Aim of the task –
Return the data exactly, with all pictures removed.
== Given records
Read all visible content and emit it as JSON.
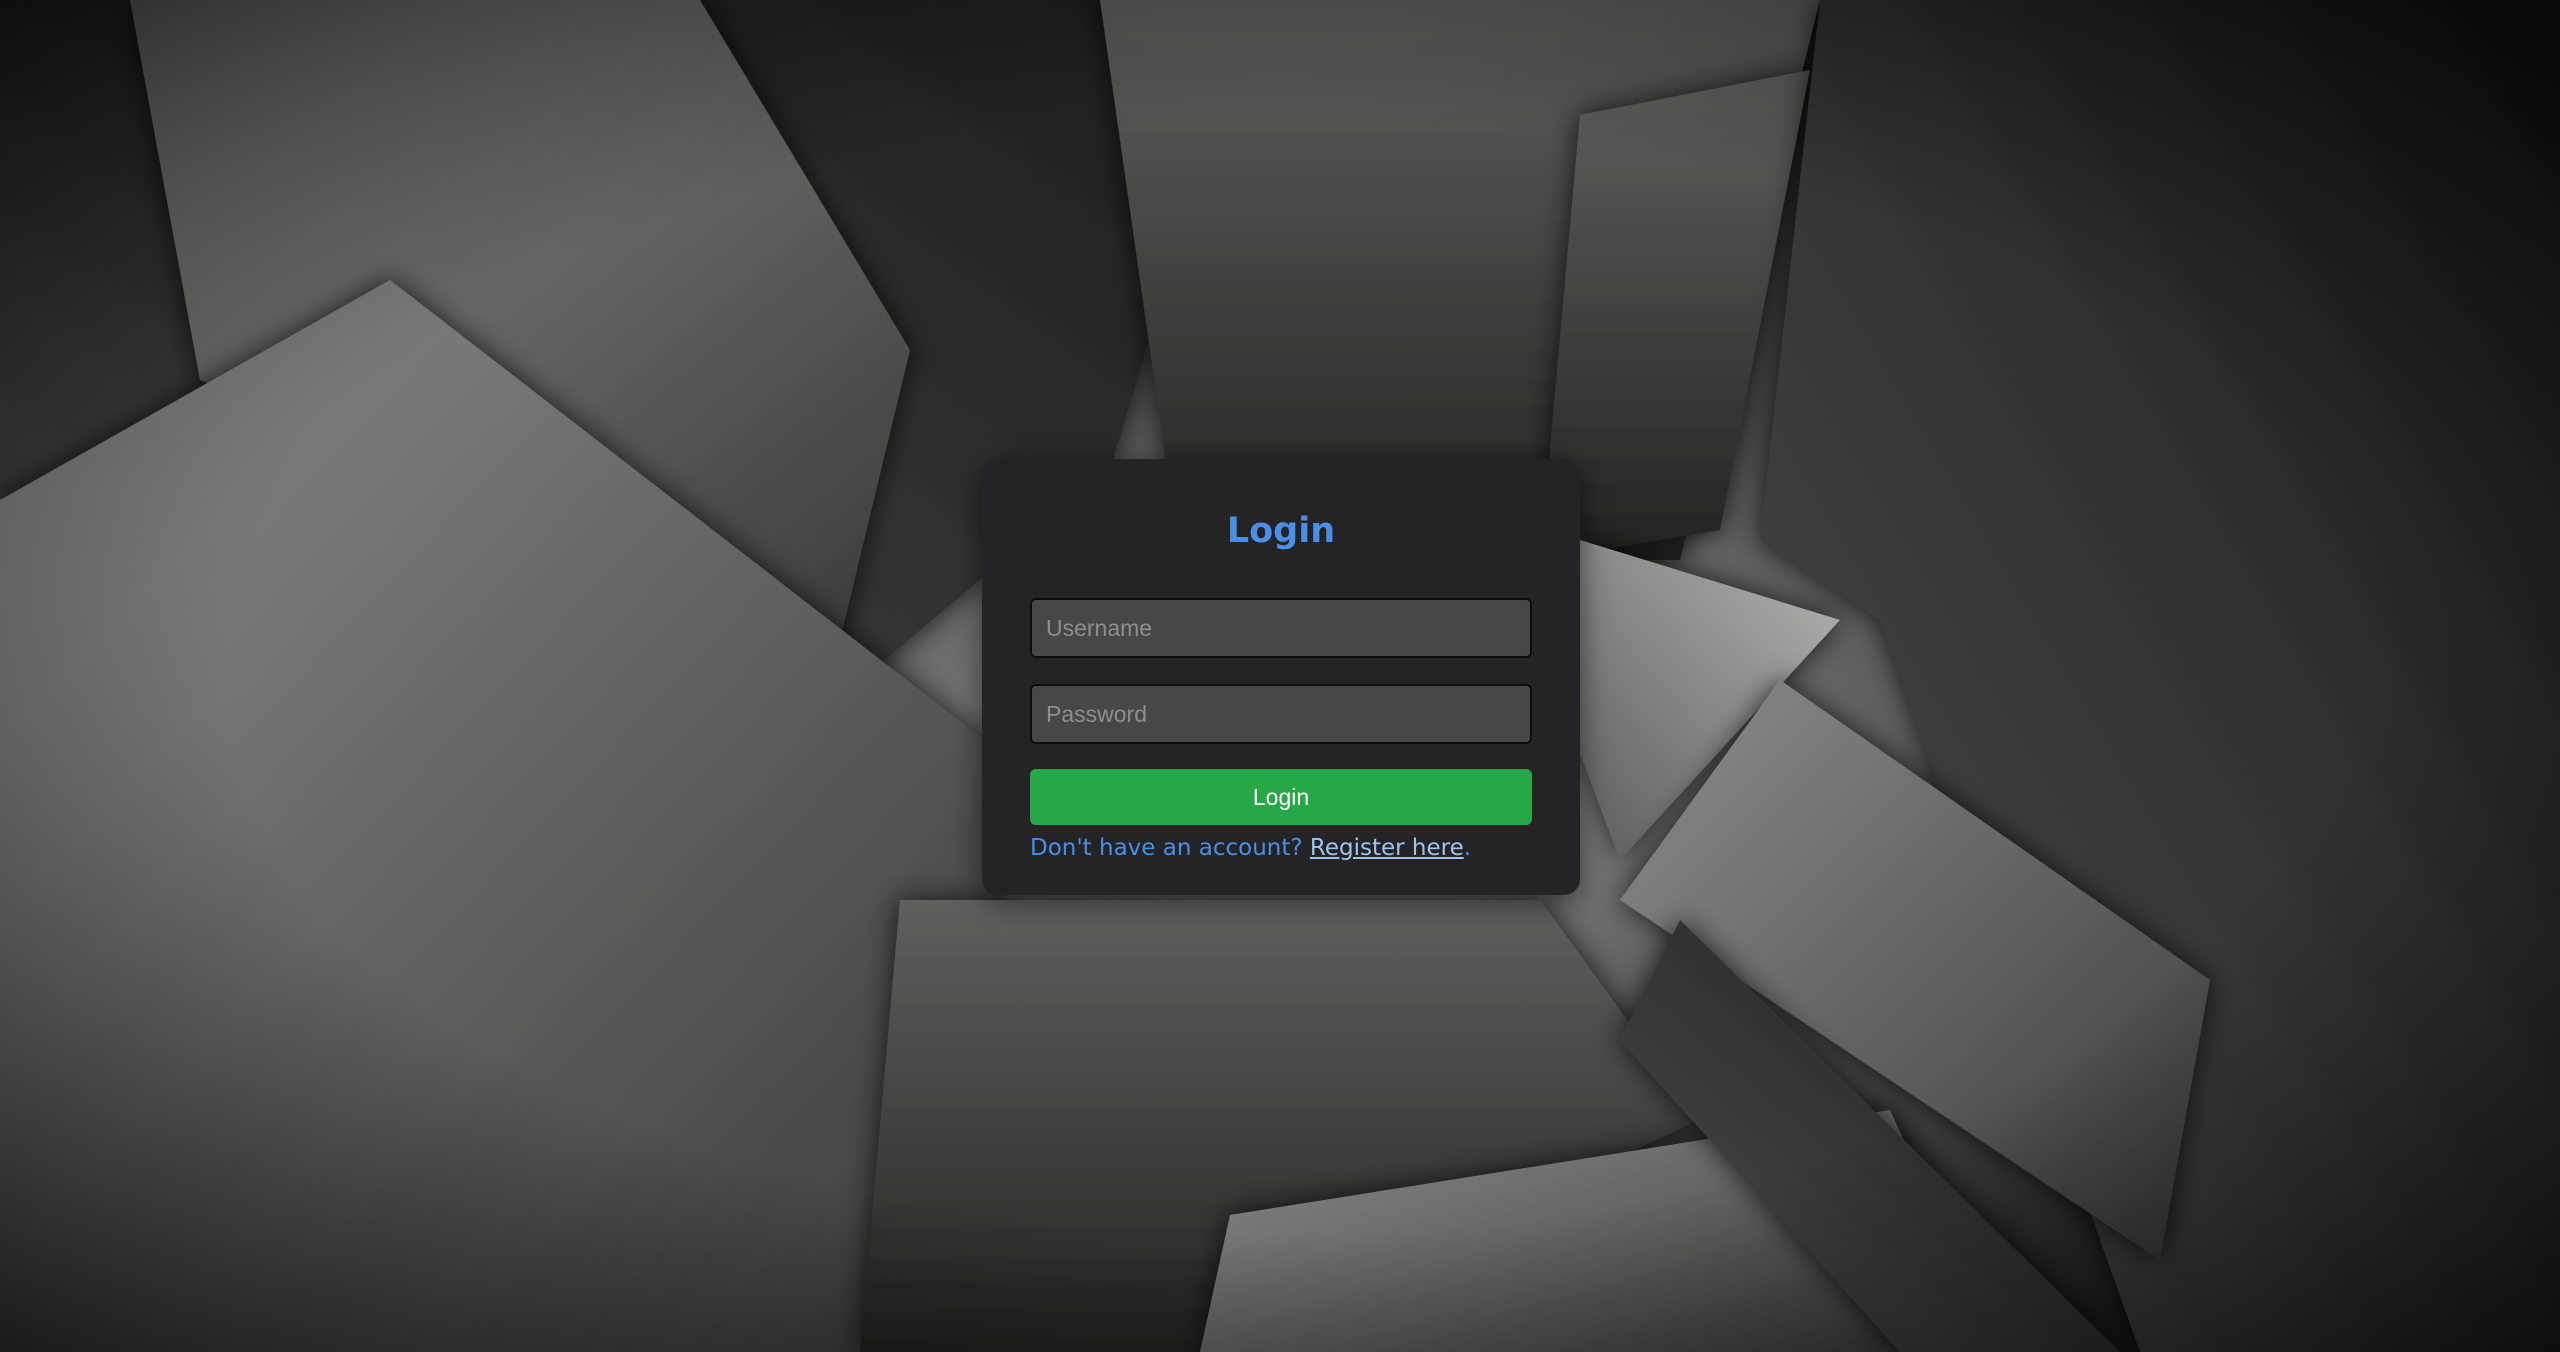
{
  "login": {
    "title": "Login",
    "username_placeholder": "Username",
    "password_placeholder": "Password",
    "submit_label": "Login",
    "register_prompt": "Don't have an account? ",
    "register_link": "Register here",
    "register_suffix": "."
  },
  "colors": {
    "accent": "#4a8ee8",
    "button": "#27a745",
    "card": "#242427"
  },
  "background": {
    "style": "dark grey concrete texture with overlapping angular slabs"
  }
}
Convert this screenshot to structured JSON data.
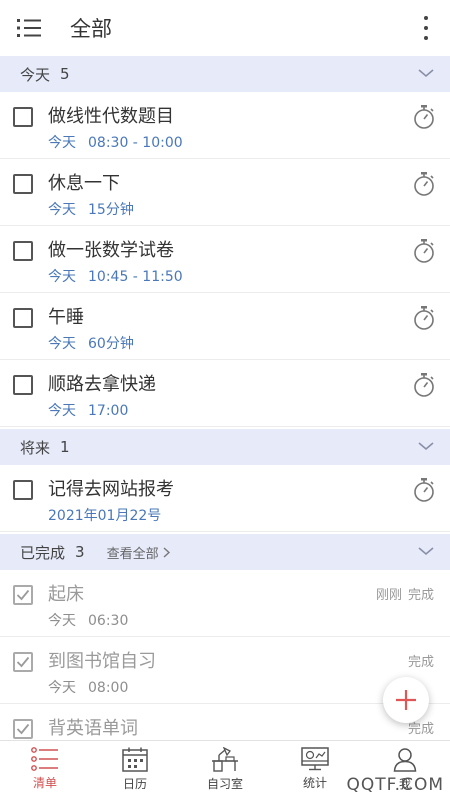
{
  "header": {
    "title": "全部"
  },
  "sections": {
    "today": {
      "name": "今天",
      "count": "5"
    },
    "future": {
      "name": "将来",
      "count": "1"
    },
    "completed": {
      "name": "已完成",
      "count": "3",
      "view_all": "查看全部"
    }
  },
  "today_items": [
    {
      "title": "做线性代数题目",
      "day": "今天",
      "time": "08:30 - 10:00"
    },
    {
      "title": "休息一下",
      "day": "今天",
      "time": "15分钟"
    },
    {
      "title": "做一张数学试卷",
      "day": "今天",
      "time": "10:45 - 11:50"
    },
    {
      "title": "午睡",
      "day": "今天",
      "time": "60分钟"
    },
    {
      "title": "顺路去拿快递",
      "day": "今天",
      "time": "17:00"
    }
  ],
  "future_items": [
    {
      "title": "记得去网站报考",
      "date": "2021年01月22号"
    }
  ],
  "completed_items": [
    {
      "title": "起床",
      "day": "今天",
      "time": "06:30",
      "when": "刚刚",
      "status": "完成"
    },
    {
      "title": "到图书馆自习",
      "day": "今天",
      "time": "08:00",
      "status": "完成"
    },
    {
      "title": "背英语单词",
      "status": "完成"
    }
  ],
  "bottom_nav": {
    "list": "清单",
    "calendar": "日历",
    "study_room": "自习室",
    "stats": "统计",
    "me": "我"
  },
  "watermark": "QQTF.COM",
  "colors": {
    "section_bg": "#e6eaf9",
    "accent_blue": "#4a78b8",
    "accent_red": "#d05050"
  }
}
====
Answer –
Read all visible content and emit it as JSON.
{
  "login": {
    "title": "Login",
    "username_placeholder": "Username",
    "password_placeholder": "Password",
    "submit_label": "Login",
    "register_prompt": "Don't have an account? ",
    "register_link": "Register here",
    "register_suffix": "."
  },
  "colors": {
    "accent": "#4a8ee8",
    "button": "#27a745",
    "card": "#242427"
  },
  "background": {
    "style": "dark grey concrete texture with overlapping angular slabs"
  }
}
Convert this screenshot to structured JSON data.
{
  "header": {
    "title": "全部"
  },
  "sections": {
    "today": {
      "name": "今天",
      "count": "5"
    },
    "future": {
      "name": "将来",
      "count": "1"
    },
    "completed": {
      "name": "已完成",
      "count": "3",
      "view_all": "查看全部"
    }
  },
  "today_items": [
    {
      "title": "做线性代数题目",
      "day": "今天",
      "time": "08:30 - 10:00"
    },
    {
      "title": "休息一下",
      "day": "今天",
      "time": "15分钟"
    },
    {
      "title": "做一张数学试卷",
      "day": "今天",
      "time": "10:45 - 11:50"
    },
    {
      "title": "午睡",
      "day": "今天",
      "time": "60分钟"
    },
    {
      "title": "顺路去拿快递",
      "day": "今天",
      "time": "17:00"
    }
  ],
  "future_items": [
    {
      "title": "记得去网站报考",
      "date": "2021年01月22号"
    }
  ],
  "completed_items": [
    {
      "title": "起床",
      "day": "今天",
      "time": "06:30",
      "when": "刚刚",
      "status": "完成"
    },
    {
      "title": "到图书馆自习",
      "day": "今天",
      "time": "08:00",
      "status": "完成"
    },
    {
      "title": "背英语单词",
      "status": "完成"
    }
  ],
  "bottom_nav": {
    "list": "清单",
    "calendar": "日历",
    "study_room": "自习室",
    "stats": "统计",
    "me": "我"
  },
  "watermark": "QQTF.COM",
  "colors": {
    "section_bg": "#e6eaf9",
    "accent_blue": "#4a78b8",
    "accent_red": "#d05050"
  }
}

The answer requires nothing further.